_Activities_
(1) In the atrial fibrillation abstract, which coding rule gave the best balance between PPV and sensitivity?
(2) Pick up the atrial fibrillation abstract after its last sentence and keep writing.

_Text for analysis_
Identification of Incident Atrial Fibrillation From Electronic Medical Records

Alanna M. Chamberlain, Véronique L. Roger, Peter A. Noseworthy, Lin Y. Chen, Susan A. Weston, Ruoxiang Jiang, Alvaro Alonso

Research output: Contribution to journalArticlepeer-review

10 Scopus citations


BACKGROUND: Electronic medical records are increasingly used to identify disease cohorts; however, computable phenotypes using electronic medical record data are often unable to distinguish between prevalent and incident cases. METHODS AND RESULTS: We identified all Olmsted County, Minnesota residents aged ≥18 with a first-ever International Classification of Diseases, Ninth Revision (ICD-9) diagnostic code for atrial fibrillation or atrial flutter from 2000 to 2014 (N=6177), and a random sample with an International Classification of Diseases, Tenth Revision (ICD-10) code from 2016 to 2018 (N=200). Trained nurse abstractors reviewed all medical records to validate the events and ascertain the date of onset (incidence date). Various algorithms based on number and types of codes (inpatient/outpatient), medications, and procedures were evaluated. Positive predictive value (PPV) and sensitivity of the algorithms were calculated. The lowest PPV was observed for 1 code (64.4%), and the highest PPV was observed for 2 codes (any type) >7 days apart but within 1 year (71.6%). Requiring either 1 inpatient or 2 outpatient codes separated by >7 days but within 1 year had the best balance between PPV (69.9%) and sensitivity (95.5%). PPVs were slightly higher using ICD-10 codes. Requiring an anticoagulant or antiarrhythmic prescription or electrical cardioversion in addition to diagnostic code(s) modestly improved the PPVs at the expense of large reductions in sensitivity. CONCLUSIONS: We developed simple, exportable, computable phenotypes for atrial fibrillation using structured electronic medical record data. However, use of diagnostic codes to identify incident atrial fibrillation is prone to some misclassification. Further study is warranted to determine whether more complex phenotypes, including unstructured data sources or using machine learning techniques, may improve the accuracy of identifying incident atrial fibrillation.

_Provided records_

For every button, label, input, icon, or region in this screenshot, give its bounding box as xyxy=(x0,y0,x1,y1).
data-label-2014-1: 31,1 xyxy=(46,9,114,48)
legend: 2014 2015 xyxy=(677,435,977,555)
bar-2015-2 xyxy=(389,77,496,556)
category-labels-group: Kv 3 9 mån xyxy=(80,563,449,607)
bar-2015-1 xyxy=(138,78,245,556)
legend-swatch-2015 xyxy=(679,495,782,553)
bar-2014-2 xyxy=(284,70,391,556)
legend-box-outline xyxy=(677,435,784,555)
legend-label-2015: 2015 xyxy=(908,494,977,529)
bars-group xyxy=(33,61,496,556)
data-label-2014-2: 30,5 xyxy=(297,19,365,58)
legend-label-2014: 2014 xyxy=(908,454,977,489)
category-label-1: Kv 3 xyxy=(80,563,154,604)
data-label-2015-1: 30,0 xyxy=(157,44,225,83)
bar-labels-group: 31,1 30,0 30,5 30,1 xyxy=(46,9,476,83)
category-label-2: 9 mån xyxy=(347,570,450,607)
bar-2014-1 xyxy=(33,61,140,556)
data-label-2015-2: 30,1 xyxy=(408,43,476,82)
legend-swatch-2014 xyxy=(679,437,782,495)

_Answers to this exercise_
(1) Requiring either 1 inpatient code or 2 outpatient codes separated by more than 7 days but within 1 year.

(2)
Original languageEnglish (US)
Article numbere023237
JournalJournal of the American Heart Association
Issue number7
StatePublished - Apr 5 2022

Bibliographical note

Funding Information:
This work was supported by grants from the American Heart Association (11SDG7260039) and the National Institute on Aging (R21AG062580 and R01AG034676). Dr. Roger is an Established Investigator of the American

Funding Information:
P.A.N. receives research funding from National Institutes of Health, including the National Heart, Lung, and Blood Institute and the National Institute on Aging, Agency for Healthcare Research and Quality, Food and Drug Administration, and the American Heart Association. P.A.N. is a study investigator in an ablation trial sponsored by Medtronic. P.A.N. and Mayo Clinic are involved in potential equity/royalty relationship with AliveCor. P.A.N. has served on an expert advisory panel for Optum. P.A.N. and Mayo Clinic have filed patents related to the application of artificial intelligence to the ECG for diagnosis and risk stratification. The remaining authors have no disclosures to report.

Funding Information:
Heart Association. Additional support was provided by grant 16EIA26410001 from the American Heart Association (Alonso) and grant K24HL148521 from the National Heart, Lung, and Blood Institute (Alonso). The funding sources played no role in the design, conduct, or reporting of this study.

Publisher Copyright:
© 2022 The Authors and Mayo Clinic. Published on behalf of the American Heart Association, Inc., by Wiley.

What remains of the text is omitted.